=== PROVIDED RECORDS ===

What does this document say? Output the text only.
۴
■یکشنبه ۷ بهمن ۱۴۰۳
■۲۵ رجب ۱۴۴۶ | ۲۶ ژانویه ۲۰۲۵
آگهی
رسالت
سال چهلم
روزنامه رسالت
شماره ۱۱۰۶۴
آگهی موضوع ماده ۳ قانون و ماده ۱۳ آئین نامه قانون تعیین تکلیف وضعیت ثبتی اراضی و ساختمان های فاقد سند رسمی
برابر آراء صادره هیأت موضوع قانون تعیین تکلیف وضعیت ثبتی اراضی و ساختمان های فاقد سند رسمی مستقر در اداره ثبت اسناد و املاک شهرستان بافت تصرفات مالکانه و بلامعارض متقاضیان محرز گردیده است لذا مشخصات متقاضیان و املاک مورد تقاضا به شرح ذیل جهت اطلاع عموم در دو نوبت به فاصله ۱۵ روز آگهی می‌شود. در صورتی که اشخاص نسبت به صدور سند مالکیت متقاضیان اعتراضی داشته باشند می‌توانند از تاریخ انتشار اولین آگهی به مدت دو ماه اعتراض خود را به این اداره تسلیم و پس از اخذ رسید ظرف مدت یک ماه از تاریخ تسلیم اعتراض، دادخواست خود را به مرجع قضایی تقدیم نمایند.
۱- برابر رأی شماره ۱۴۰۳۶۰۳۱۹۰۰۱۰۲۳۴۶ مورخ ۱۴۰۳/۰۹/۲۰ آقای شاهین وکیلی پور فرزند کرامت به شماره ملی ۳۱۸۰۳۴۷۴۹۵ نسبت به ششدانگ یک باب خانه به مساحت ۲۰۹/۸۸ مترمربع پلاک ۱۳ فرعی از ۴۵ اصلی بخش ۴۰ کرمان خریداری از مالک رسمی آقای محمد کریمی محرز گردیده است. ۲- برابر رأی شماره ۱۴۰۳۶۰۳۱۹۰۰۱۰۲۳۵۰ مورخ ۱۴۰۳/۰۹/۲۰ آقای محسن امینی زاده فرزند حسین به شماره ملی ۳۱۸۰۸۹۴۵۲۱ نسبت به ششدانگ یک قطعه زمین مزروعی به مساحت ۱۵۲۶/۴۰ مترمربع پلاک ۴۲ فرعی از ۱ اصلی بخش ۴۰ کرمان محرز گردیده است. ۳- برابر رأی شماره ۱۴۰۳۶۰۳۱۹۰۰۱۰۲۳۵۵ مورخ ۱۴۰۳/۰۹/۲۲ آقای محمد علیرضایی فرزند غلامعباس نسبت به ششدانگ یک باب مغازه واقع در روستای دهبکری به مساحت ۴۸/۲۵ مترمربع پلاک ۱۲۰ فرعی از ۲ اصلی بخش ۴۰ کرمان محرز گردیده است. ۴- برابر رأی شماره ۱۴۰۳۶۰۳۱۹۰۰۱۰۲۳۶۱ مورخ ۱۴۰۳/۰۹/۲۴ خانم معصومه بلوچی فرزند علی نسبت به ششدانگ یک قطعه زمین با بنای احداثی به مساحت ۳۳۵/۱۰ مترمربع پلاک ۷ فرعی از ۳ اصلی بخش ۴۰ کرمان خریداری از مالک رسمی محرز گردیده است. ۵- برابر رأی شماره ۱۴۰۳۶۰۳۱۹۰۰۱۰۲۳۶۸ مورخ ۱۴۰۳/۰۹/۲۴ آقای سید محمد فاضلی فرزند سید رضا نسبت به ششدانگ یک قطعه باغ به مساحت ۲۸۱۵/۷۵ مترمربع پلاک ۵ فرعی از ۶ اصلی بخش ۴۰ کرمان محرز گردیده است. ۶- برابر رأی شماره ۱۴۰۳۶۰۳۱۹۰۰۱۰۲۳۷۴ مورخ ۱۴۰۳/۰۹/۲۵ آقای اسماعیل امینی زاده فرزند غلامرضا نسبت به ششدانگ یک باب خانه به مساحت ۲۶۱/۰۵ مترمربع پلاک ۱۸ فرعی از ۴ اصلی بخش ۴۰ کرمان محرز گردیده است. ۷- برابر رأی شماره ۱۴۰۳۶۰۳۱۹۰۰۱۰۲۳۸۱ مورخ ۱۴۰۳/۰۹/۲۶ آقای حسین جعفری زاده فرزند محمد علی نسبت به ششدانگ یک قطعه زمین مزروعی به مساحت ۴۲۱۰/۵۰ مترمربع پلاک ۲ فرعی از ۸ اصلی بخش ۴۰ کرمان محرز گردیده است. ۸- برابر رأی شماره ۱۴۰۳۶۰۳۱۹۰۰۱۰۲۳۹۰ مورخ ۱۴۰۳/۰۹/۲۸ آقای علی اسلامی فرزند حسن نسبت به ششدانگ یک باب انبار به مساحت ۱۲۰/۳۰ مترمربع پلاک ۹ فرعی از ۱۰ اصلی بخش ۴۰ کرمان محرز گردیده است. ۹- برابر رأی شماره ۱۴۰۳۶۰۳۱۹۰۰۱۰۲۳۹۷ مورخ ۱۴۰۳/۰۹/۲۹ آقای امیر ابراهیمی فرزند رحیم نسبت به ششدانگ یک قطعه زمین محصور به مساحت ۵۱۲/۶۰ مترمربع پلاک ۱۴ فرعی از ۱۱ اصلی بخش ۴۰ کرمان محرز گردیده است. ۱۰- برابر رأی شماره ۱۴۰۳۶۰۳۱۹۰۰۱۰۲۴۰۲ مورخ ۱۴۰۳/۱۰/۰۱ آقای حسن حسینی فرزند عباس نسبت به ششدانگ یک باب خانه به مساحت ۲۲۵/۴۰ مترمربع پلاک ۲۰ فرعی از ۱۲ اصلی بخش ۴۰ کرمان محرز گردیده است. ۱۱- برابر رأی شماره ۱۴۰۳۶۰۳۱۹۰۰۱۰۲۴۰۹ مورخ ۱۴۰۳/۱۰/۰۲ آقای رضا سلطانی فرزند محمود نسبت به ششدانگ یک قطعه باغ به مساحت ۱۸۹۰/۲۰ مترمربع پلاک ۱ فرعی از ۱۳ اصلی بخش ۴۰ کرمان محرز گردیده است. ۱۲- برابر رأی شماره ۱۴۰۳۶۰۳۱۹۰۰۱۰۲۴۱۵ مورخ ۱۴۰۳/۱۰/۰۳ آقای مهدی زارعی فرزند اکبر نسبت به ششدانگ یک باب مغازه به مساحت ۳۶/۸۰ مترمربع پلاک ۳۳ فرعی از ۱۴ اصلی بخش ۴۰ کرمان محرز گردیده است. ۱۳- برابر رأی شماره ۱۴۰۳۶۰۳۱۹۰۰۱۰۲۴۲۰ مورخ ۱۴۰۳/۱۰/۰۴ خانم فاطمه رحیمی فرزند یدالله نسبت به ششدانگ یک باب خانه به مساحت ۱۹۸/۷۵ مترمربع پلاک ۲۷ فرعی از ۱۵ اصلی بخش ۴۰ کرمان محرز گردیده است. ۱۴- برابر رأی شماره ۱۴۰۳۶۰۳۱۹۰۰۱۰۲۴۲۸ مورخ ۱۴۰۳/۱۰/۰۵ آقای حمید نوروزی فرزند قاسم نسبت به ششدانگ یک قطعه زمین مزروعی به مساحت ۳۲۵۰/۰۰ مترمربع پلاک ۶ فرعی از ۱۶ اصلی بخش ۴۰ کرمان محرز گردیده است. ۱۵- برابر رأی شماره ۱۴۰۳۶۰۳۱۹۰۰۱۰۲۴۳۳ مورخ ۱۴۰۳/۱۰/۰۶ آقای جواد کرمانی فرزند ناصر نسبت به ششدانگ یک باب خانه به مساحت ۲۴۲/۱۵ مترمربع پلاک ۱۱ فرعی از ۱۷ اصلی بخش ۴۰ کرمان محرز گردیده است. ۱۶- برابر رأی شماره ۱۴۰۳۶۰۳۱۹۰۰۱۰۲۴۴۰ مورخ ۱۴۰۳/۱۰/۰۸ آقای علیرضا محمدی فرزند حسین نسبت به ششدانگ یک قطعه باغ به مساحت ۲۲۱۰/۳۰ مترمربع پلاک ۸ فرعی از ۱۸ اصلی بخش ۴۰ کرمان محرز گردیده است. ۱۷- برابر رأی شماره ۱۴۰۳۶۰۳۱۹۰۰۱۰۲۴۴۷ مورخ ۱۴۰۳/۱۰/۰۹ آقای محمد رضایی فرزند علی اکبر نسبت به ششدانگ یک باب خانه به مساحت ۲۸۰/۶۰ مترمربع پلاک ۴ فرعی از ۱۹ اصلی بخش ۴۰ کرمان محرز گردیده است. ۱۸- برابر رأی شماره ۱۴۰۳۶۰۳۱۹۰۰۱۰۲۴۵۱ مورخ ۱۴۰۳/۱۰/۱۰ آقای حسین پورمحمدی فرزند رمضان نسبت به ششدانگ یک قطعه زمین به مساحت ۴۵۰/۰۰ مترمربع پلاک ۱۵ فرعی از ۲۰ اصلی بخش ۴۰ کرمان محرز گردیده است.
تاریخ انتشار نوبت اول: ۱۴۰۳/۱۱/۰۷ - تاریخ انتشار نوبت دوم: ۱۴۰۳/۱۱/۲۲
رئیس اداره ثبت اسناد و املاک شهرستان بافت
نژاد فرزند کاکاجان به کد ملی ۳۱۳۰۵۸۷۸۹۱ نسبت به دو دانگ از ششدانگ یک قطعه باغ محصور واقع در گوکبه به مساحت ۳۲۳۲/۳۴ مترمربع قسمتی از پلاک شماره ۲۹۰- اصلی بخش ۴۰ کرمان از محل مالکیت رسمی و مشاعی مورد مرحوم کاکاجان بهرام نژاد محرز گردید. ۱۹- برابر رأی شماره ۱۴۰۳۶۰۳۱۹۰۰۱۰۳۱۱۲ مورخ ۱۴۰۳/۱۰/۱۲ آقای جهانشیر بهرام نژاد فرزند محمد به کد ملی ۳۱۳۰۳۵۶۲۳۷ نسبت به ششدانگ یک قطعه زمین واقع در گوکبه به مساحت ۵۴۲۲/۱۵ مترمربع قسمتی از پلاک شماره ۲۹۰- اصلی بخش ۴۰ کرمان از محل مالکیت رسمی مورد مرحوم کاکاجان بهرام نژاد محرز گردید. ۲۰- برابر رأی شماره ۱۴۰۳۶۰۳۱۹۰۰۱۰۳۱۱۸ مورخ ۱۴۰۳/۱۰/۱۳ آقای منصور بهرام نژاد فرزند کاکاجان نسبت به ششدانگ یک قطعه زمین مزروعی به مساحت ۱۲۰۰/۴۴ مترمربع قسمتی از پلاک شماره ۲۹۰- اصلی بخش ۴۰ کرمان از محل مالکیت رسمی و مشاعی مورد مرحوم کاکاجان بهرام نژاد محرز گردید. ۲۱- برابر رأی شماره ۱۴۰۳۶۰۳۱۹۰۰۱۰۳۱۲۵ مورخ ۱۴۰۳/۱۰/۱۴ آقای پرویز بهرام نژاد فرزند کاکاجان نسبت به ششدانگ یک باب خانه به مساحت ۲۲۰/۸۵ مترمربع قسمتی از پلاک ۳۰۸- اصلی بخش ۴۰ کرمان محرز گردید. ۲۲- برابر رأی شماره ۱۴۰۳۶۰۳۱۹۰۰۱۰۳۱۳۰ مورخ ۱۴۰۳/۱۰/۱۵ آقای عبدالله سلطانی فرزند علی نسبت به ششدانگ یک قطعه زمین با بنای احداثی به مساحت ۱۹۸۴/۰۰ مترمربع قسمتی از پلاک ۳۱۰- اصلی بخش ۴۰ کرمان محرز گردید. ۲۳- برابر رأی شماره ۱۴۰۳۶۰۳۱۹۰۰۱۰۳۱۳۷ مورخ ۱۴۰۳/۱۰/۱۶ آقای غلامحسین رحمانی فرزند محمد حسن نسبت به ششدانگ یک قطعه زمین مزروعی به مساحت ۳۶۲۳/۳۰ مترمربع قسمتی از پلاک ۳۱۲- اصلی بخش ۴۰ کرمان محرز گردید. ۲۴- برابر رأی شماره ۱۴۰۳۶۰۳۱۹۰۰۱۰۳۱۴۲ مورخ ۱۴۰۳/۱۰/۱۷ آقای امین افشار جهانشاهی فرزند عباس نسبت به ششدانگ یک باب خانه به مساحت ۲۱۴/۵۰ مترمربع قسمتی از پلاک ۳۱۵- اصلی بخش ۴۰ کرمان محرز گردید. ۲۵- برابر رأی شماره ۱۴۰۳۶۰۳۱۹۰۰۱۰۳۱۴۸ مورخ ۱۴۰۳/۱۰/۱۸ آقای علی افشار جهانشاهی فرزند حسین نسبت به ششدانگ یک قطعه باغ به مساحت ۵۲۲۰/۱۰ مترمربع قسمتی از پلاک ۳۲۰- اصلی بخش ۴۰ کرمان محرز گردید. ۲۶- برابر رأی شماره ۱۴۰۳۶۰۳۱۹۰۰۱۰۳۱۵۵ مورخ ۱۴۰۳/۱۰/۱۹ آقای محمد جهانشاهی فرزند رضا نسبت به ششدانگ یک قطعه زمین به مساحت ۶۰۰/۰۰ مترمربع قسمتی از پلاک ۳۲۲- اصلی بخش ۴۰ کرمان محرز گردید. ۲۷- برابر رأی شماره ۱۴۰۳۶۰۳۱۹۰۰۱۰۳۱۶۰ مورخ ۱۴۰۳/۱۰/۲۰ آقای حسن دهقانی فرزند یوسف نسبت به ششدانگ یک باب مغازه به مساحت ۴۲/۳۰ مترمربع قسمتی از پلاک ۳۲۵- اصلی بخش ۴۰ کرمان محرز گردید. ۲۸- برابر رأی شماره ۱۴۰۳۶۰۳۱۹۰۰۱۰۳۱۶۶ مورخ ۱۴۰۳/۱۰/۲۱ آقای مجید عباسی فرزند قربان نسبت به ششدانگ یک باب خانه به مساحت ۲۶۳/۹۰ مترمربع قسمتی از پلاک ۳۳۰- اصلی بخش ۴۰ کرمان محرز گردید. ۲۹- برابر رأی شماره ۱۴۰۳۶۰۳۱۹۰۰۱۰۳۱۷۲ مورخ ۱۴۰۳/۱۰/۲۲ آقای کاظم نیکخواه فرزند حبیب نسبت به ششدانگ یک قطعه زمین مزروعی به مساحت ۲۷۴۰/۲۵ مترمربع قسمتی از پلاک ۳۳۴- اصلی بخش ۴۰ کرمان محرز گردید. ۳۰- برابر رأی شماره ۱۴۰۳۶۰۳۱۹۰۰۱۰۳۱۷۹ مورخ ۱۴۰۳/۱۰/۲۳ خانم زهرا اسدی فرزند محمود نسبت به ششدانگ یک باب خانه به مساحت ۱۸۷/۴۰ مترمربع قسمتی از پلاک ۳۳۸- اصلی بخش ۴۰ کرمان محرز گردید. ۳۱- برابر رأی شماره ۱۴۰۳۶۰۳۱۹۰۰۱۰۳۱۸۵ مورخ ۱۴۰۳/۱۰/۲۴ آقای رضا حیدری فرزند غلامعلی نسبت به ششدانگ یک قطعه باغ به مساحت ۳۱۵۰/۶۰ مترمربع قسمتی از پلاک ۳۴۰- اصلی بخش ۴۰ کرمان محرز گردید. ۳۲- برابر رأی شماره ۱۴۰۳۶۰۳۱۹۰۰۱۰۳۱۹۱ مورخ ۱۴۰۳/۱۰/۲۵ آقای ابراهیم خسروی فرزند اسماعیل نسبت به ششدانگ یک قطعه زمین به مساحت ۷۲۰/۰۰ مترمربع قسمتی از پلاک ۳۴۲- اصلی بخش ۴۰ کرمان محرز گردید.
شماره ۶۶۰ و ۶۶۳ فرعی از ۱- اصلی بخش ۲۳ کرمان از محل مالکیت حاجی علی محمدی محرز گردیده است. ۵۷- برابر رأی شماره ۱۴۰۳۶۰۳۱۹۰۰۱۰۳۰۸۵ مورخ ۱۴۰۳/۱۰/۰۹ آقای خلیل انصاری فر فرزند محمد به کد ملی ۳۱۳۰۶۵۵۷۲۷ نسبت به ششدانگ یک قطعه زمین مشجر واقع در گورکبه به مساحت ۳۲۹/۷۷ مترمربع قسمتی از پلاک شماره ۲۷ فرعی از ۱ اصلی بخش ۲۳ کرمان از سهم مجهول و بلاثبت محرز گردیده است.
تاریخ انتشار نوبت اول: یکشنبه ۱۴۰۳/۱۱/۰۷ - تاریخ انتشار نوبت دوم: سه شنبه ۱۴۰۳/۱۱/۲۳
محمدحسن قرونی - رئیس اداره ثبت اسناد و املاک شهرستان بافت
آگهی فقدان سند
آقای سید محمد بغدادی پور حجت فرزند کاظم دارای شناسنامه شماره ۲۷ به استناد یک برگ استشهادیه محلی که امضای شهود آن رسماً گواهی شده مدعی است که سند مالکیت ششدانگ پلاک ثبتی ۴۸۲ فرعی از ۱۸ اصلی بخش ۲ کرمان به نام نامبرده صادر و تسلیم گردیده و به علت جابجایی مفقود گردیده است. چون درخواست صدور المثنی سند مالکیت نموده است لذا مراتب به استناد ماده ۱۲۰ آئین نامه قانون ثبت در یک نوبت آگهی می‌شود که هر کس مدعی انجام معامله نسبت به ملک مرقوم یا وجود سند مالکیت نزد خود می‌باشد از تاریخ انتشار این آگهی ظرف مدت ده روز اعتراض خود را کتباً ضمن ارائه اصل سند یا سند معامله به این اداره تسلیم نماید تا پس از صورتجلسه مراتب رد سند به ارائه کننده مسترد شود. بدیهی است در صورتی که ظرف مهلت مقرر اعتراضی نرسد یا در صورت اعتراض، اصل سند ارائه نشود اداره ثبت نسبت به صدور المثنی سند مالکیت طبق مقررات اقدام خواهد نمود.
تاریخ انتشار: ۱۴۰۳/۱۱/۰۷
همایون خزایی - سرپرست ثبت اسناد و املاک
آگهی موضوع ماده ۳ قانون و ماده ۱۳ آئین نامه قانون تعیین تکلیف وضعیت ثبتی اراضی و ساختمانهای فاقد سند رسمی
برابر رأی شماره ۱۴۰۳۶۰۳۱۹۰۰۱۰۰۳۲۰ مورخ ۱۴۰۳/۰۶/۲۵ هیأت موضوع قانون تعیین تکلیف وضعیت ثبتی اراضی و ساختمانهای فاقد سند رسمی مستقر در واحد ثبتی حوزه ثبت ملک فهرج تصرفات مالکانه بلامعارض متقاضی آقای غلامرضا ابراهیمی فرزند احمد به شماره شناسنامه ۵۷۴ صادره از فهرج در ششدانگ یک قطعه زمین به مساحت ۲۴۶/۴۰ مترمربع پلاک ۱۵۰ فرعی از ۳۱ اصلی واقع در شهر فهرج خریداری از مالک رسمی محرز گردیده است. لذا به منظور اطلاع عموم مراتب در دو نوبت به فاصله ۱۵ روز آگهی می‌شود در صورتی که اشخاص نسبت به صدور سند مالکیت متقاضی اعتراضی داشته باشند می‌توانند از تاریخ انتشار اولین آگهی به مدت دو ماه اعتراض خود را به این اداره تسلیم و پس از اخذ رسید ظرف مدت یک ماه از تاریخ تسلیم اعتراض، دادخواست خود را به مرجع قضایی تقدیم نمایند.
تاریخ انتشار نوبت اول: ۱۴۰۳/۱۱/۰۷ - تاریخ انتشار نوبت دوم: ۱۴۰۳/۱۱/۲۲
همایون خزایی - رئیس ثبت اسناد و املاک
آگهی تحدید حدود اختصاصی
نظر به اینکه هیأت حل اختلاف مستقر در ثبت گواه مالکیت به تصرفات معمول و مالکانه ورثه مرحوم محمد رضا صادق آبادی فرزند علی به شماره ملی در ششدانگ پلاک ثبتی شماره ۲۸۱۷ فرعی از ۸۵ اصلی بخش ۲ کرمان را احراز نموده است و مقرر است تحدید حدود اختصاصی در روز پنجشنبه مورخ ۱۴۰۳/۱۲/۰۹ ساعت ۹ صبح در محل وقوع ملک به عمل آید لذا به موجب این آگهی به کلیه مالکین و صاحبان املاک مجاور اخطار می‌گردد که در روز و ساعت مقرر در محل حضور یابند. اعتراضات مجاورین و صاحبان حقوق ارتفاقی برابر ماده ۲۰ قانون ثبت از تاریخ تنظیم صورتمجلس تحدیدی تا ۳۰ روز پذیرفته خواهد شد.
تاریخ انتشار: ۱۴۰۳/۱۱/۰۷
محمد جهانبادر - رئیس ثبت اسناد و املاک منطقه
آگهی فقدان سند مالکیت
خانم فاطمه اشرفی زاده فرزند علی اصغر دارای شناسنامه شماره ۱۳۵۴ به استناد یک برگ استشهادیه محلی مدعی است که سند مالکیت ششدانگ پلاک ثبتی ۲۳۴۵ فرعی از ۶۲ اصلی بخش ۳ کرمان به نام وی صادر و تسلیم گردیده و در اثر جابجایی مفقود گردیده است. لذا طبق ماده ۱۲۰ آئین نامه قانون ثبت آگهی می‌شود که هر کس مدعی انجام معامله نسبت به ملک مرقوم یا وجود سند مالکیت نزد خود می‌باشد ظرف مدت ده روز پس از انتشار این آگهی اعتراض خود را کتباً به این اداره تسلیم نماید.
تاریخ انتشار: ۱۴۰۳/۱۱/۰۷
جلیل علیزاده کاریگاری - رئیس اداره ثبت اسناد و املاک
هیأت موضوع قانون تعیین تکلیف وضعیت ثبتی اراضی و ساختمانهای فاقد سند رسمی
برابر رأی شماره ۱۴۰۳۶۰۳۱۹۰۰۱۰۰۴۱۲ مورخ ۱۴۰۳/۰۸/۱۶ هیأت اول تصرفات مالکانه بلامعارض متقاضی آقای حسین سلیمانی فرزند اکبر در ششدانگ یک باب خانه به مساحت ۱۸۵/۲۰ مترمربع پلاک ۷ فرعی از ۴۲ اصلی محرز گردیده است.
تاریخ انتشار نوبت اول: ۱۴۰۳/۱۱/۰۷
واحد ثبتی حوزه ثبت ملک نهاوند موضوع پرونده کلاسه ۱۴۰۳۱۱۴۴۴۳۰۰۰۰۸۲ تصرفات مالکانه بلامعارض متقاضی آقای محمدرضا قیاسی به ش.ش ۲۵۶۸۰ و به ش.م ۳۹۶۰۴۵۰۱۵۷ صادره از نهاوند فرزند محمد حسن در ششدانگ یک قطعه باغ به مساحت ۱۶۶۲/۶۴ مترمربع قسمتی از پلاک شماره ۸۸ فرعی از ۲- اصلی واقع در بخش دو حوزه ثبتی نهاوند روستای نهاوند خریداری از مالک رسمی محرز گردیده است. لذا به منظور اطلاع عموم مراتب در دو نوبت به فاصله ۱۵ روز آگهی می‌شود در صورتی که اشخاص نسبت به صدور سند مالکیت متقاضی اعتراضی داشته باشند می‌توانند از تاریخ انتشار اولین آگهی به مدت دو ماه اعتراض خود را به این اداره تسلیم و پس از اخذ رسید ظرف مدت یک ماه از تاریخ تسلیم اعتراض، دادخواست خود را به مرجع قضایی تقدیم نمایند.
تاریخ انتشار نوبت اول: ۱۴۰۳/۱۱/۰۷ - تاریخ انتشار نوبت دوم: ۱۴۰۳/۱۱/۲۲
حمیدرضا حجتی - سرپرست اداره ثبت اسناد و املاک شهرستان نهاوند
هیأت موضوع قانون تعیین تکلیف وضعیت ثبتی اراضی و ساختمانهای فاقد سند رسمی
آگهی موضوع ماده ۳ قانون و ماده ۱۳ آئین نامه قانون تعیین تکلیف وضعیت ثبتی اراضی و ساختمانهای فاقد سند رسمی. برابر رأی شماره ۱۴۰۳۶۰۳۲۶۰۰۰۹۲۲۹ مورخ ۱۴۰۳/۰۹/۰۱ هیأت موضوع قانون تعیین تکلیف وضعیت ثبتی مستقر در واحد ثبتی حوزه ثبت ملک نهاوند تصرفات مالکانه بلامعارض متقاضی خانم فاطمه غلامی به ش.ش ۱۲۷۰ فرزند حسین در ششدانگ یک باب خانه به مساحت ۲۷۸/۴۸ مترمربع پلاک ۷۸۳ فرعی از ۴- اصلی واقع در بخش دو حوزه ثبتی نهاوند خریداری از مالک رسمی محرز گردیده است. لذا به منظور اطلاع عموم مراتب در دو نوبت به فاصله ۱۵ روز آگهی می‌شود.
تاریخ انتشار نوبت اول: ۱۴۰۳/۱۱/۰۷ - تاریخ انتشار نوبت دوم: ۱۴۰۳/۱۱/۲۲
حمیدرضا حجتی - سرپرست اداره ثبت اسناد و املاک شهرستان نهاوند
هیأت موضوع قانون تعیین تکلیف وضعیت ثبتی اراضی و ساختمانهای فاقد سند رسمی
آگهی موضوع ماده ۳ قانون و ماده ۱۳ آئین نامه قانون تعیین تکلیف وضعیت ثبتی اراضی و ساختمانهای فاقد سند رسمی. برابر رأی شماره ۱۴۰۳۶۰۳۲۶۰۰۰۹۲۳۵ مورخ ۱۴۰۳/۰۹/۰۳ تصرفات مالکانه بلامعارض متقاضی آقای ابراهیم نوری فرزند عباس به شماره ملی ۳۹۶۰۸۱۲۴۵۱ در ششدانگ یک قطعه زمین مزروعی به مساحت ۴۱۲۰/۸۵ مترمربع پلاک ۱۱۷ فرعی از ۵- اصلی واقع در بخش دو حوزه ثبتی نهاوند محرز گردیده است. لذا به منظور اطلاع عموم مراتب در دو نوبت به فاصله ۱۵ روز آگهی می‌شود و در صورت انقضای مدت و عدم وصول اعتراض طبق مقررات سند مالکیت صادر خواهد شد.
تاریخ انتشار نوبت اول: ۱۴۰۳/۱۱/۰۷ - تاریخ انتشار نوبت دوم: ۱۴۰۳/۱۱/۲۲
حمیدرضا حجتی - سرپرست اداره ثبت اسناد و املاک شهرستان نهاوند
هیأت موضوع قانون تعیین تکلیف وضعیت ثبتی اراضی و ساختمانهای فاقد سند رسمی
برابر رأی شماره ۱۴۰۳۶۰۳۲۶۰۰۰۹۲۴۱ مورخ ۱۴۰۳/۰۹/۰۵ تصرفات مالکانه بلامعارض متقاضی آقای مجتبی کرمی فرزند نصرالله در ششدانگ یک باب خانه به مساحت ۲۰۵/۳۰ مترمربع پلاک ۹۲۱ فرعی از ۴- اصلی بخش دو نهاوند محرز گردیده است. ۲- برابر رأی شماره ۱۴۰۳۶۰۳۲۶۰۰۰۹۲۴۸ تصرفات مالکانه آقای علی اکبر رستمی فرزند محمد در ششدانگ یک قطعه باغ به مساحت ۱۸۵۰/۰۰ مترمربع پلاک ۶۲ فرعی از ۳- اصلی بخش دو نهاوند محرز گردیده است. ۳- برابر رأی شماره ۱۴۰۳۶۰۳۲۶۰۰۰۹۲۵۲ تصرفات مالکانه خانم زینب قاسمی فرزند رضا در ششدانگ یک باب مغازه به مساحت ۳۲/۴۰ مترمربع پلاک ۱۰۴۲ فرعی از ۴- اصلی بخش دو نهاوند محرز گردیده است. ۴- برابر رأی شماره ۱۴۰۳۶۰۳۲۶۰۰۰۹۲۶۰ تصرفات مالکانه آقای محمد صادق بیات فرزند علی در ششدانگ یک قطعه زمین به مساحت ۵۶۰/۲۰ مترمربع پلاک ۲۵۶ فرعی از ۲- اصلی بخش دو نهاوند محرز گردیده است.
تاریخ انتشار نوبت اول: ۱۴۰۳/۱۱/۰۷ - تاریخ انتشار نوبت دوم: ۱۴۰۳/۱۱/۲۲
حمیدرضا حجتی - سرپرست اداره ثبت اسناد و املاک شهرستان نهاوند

===

INSTRUCTIONS FOR THE TASK:
Look through the lines above and collect those with the word "همایون".

RESULT OF THE TASK:
همایون خزایی - سرپرست ثبت اسناد و املاک
همایون خزایی - رئیس ثبت اسناد و املاک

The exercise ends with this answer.